Short task:
Pick out every line with the word "средства" and copy it.

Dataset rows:
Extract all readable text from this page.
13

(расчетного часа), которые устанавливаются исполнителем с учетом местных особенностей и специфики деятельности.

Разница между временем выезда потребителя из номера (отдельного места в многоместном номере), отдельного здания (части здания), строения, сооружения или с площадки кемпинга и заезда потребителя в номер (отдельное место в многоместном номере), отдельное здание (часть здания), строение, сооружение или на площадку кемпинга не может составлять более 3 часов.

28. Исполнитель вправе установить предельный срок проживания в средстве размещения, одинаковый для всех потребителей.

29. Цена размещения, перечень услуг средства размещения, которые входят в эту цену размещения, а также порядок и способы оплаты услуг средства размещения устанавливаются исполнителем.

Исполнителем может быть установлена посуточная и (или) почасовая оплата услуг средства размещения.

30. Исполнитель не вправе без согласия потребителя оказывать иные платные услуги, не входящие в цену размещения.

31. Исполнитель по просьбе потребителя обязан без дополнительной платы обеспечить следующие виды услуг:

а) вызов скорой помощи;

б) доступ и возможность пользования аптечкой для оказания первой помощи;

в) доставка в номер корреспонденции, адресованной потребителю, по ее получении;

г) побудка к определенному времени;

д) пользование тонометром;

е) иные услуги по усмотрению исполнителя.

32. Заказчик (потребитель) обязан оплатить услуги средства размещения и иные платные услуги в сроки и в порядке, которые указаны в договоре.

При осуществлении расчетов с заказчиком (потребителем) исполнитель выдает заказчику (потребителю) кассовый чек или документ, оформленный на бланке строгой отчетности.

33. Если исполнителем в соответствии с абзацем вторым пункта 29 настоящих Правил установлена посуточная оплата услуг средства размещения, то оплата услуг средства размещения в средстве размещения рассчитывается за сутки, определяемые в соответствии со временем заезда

Written solution:
29. Цена размещения, перечень услуг средства размещения, которые входят в эту цену размещения, а также порядок и способы оплаты услуг средства размещения устанавливаются исполнителем.
Исполнителем может быть установлена посуточная и (или) почасовая оплата услуг средства размещения.
32. Заказчик (потребитель) обязан оплатить услуги средства размещения и иные платные услуги в сроки и в порядке, которые указаны в договоре.
33. Если исполнителем в соответствии с абзацем вторым пункта 29 настоящих Правил установлена посуточная оплата услуг средства размещения, то оплата услуг средства размещения в средстве размещения рассчитывается за сутки, определяемые в соответствии со временем заезда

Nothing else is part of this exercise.